***** Given records

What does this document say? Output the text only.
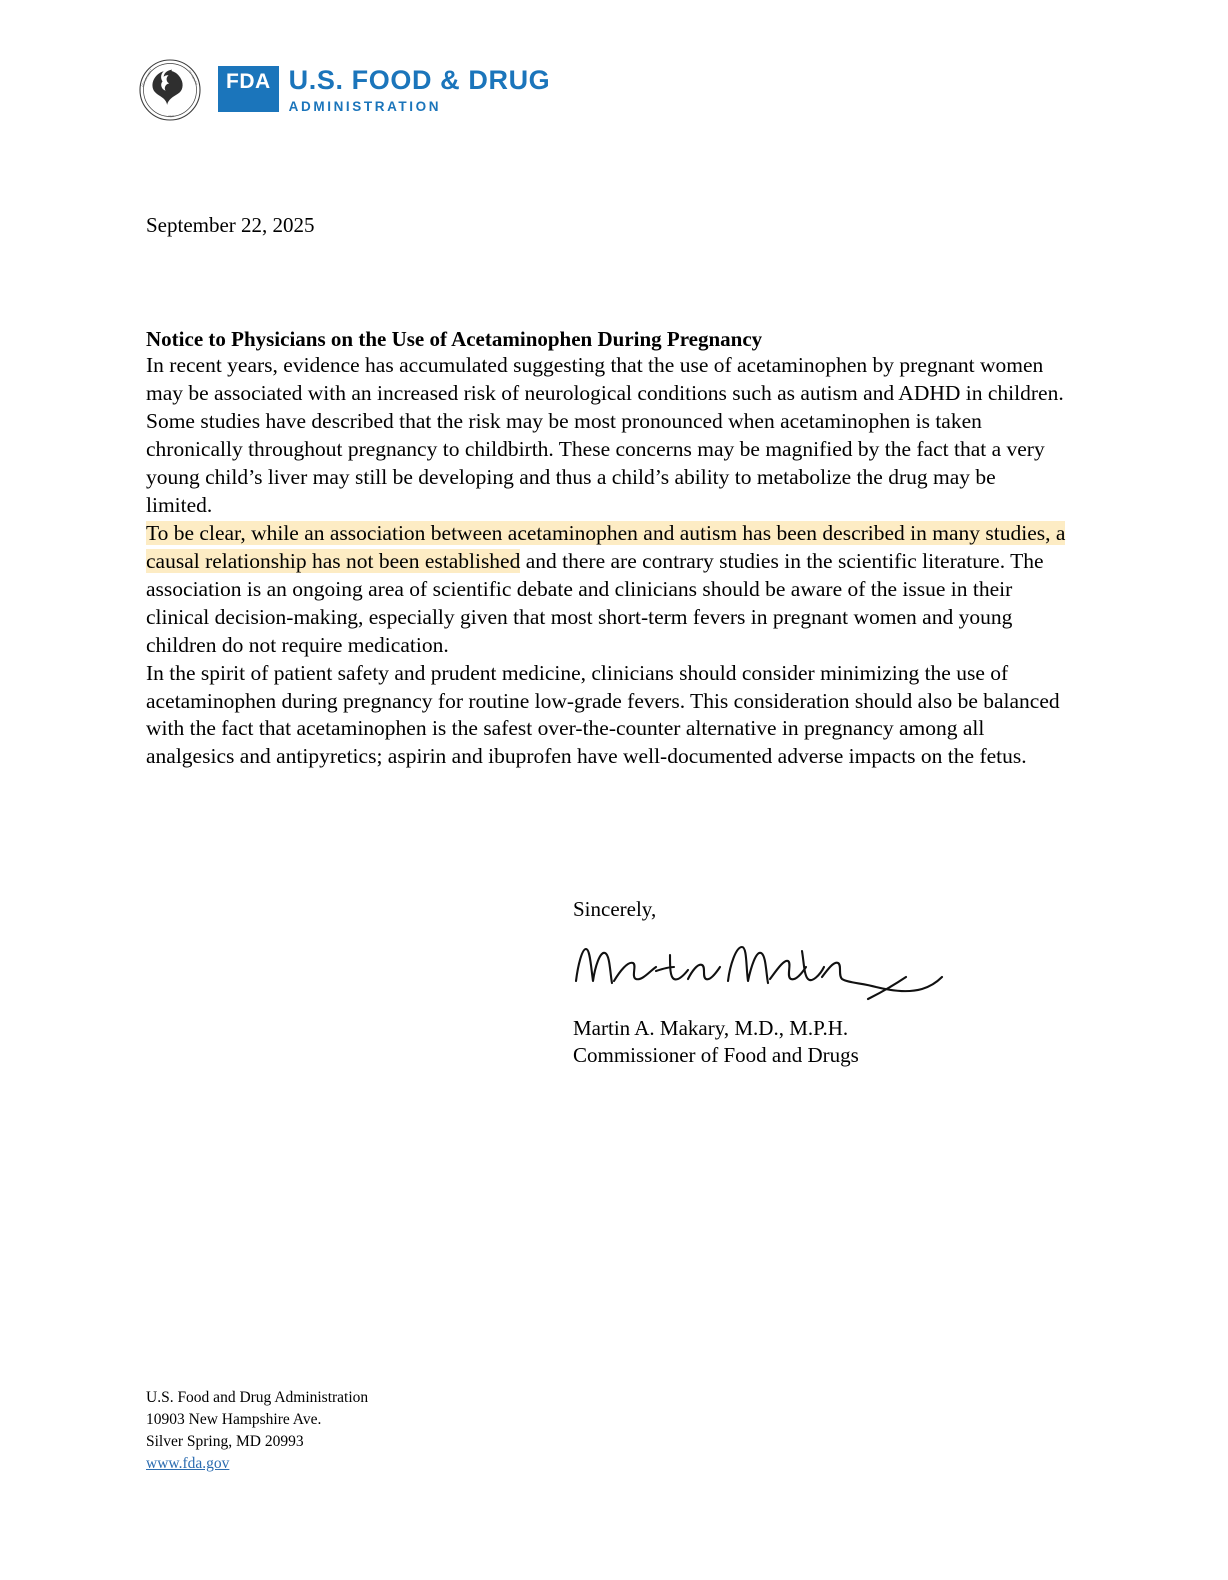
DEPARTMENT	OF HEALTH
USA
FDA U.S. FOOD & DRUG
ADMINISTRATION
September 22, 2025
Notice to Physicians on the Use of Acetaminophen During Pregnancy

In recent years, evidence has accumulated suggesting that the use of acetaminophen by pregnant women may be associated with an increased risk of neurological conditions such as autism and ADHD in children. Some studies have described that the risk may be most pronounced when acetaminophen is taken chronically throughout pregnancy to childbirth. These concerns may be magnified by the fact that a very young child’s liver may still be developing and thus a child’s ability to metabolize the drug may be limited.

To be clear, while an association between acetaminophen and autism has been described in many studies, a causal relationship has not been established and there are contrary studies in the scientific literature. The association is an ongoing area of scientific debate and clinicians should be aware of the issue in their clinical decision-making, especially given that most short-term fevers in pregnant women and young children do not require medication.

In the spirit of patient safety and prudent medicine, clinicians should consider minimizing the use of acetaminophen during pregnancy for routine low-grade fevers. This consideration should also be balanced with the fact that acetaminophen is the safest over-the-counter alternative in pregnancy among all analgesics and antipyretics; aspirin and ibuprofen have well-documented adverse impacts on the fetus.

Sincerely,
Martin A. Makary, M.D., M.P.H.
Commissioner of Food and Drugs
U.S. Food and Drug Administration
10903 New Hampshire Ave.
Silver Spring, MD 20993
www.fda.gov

**********
***** Given records

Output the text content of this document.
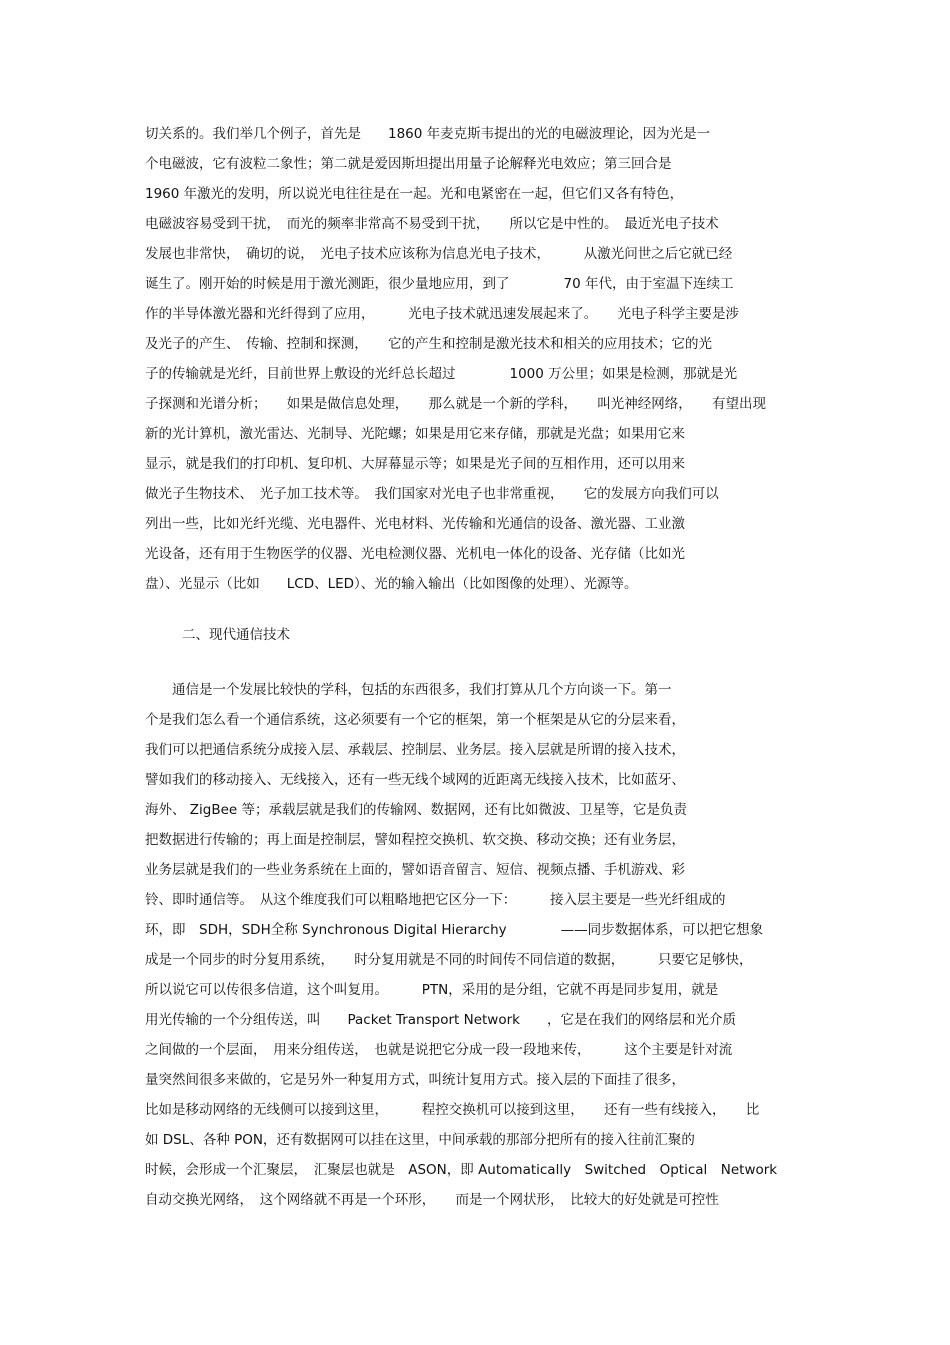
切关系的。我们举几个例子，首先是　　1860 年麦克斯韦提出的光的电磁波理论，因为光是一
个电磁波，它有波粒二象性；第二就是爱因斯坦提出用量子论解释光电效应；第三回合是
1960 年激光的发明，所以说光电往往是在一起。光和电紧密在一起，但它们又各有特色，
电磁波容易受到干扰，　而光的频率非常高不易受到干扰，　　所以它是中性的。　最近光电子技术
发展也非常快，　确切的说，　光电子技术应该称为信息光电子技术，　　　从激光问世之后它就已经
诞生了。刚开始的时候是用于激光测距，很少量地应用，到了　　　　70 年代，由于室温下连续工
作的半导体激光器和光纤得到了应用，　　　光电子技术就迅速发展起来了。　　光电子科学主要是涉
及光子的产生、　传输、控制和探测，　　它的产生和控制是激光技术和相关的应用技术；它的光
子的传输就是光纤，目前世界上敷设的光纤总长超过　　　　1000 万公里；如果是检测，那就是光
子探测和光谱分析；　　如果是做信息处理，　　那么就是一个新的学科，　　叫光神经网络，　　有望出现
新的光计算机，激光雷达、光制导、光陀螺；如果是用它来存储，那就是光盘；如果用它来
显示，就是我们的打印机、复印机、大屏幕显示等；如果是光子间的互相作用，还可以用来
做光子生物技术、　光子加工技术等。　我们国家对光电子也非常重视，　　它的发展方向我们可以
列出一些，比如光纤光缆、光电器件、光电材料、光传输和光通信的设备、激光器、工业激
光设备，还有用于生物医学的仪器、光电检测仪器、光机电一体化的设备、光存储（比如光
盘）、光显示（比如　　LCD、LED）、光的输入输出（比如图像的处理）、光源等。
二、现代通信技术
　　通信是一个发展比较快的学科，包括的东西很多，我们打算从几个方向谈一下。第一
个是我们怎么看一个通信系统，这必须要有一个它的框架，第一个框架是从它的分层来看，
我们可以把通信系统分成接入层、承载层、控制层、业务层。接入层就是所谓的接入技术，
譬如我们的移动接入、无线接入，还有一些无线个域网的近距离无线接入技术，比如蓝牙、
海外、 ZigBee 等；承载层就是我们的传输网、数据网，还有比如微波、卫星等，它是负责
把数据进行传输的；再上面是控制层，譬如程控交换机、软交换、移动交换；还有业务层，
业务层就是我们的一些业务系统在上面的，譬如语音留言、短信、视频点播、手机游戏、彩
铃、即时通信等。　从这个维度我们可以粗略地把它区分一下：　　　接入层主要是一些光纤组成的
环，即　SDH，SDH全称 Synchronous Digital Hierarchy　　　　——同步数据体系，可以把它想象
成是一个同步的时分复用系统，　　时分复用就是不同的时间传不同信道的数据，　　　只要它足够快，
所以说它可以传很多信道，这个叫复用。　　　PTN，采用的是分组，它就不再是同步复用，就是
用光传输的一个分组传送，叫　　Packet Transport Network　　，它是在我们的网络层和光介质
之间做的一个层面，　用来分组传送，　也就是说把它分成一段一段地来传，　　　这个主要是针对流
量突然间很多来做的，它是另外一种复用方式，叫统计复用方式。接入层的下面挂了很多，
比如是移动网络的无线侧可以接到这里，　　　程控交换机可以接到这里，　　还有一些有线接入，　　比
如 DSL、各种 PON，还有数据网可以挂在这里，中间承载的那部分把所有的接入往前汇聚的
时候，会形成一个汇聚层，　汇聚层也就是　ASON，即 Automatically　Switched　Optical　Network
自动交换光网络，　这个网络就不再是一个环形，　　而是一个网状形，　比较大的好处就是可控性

**********

◆ Short problem
Choose all lines containing the string "clinicians" and copy them out.

◆ Reply
To be clear, while an association between acetaminophen and autism has been described in many studies, a causal relationship has not been established and there are contrary studies in the scientific literature. The association is an ongoing area of scientific debate and clinicians should be aware of the issue in their clinical decision-making, especially given that most short-term fevers in pregnant women and young children do not require medication.
In the spirit of patient safety and prudent medicine, clinicians should consider minimizing the use of acetaminophen during pregnancy for routine low-grade fevers. This consideration should also be balanced with the fact that acetaminophen is the safest over-the-counter alternative in pregnancy among all analgesics and antipyretics; aspirin and ibuprofen have well-documented adverse impacts on the fetus.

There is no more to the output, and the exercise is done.